::: Material for the task

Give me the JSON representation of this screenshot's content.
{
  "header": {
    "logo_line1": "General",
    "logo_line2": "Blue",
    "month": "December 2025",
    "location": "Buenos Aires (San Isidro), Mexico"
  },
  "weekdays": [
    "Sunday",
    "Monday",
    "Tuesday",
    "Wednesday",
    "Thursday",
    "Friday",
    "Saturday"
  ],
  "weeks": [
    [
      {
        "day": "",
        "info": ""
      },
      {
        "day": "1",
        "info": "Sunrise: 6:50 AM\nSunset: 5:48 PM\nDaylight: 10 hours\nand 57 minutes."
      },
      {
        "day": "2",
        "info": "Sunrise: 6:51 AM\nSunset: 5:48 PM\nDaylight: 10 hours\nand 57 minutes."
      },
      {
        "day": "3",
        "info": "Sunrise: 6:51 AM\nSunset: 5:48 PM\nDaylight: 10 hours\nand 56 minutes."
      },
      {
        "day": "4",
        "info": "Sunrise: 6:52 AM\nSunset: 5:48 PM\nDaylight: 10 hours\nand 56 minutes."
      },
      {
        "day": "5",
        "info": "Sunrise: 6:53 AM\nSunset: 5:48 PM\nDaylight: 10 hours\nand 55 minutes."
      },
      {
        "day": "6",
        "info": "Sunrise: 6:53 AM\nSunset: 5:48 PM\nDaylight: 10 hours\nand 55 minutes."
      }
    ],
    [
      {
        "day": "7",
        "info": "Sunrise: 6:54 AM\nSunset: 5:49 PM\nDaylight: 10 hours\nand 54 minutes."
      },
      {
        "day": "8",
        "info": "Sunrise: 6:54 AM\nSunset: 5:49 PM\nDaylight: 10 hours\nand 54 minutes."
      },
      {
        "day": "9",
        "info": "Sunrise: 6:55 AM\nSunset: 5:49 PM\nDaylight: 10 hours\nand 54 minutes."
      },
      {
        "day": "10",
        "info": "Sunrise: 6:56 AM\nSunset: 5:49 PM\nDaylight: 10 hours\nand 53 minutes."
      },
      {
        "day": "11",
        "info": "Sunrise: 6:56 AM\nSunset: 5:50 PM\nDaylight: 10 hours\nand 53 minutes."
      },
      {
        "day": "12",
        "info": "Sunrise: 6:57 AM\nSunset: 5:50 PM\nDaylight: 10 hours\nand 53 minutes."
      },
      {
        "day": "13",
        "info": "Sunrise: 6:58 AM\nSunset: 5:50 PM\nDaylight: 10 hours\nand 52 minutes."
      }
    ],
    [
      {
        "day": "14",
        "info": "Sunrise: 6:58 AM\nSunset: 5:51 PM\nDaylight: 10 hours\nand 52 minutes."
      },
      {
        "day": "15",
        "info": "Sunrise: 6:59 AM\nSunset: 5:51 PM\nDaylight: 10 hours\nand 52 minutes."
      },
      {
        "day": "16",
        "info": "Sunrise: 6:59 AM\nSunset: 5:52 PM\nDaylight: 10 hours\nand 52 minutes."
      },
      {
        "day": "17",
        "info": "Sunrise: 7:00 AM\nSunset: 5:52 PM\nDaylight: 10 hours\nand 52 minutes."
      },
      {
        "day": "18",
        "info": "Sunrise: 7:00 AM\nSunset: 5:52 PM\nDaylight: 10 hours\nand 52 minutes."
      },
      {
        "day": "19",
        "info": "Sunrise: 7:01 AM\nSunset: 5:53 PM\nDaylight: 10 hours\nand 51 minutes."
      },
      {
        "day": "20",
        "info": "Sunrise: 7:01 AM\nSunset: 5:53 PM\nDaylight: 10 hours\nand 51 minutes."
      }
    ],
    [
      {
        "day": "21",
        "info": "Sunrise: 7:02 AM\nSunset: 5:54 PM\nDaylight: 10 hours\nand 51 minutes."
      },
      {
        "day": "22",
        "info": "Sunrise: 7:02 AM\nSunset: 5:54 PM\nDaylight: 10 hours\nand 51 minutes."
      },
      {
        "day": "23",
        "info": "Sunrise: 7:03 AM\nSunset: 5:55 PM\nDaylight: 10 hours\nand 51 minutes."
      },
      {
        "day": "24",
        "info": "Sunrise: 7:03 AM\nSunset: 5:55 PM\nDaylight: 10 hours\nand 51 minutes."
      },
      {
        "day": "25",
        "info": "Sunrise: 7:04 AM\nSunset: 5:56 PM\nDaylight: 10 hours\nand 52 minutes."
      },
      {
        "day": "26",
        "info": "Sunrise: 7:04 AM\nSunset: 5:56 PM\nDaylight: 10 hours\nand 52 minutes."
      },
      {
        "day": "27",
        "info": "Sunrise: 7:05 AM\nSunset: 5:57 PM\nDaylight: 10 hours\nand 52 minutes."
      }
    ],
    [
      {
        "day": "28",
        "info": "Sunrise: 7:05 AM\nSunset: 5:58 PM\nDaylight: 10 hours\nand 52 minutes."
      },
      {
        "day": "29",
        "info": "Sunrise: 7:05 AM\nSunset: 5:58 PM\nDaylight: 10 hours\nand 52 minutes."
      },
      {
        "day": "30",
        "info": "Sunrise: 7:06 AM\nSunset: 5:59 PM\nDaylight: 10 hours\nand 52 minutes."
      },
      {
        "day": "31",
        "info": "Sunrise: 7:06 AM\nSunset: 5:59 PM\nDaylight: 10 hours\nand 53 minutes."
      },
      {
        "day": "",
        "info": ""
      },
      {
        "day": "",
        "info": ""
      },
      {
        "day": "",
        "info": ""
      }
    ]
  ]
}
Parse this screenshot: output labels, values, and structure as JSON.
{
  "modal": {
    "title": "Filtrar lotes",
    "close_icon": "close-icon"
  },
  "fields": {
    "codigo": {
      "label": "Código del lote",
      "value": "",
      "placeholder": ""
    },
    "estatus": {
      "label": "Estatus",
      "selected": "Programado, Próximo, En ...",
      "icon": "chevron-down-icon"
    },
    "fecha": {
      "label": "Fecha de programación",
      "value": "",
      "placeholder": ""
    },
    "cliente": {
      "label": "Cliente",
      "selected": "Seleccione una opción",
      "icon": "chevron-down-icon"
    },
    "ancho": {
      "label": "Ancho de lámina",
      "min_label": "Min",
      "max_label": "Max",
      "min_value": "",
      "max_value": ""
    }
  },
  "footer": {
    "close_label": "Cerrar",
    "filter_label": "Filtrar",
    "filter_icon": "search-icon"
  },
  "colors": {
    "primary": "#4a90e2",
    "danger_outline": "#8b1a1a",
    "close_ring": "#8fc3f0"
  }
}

::::::

Request: Find the line that contains "Parse this screenshot: output" in the listing above. Retype it and every line after it up to the last, exactly, and nothing else.

Response for this exercise:
Parse this screenshot: output labels, values, and structure as JSON.
{
  "modal": {
    "title": "Filtrar lotes",
    "close_icon": "close-icon"
  },
  "fields": {
    "codigo": {
      "label": "Código del lote",
      "value": "",
      "placeholder": ""
    },
    "estatus": {
      "label": "Estatus",
      "selected": "Programado, Próximo, En ...",
      "icon": "chevron-down-icon"
    },
    "fecha": {
      "label": "Fecha de programación",
      "value": "",
      "placeholder": ""
    },
    "cliente": {
      "label": "Cliente",
      "selected": "Seleccione una opción",
      "icon": "chevron-down-icon"
    },
    "ancho": {
      "label": "Ancho de lámina",
      "min_label": "Min",
      "max_label": "Max",
      "min_value": "",
      "max_value": ""
    }
  },
  "footer": {
    "close_label": "Cerrar",
    "filter_label": "Filtrar",
    "filter_icon": "search-icon"
  },
  "colors": {
    "primary": "#4a90e2",
    "danger_outline": "#8b1a1a",
    "close_ring": "#8fc3f0"
  }
}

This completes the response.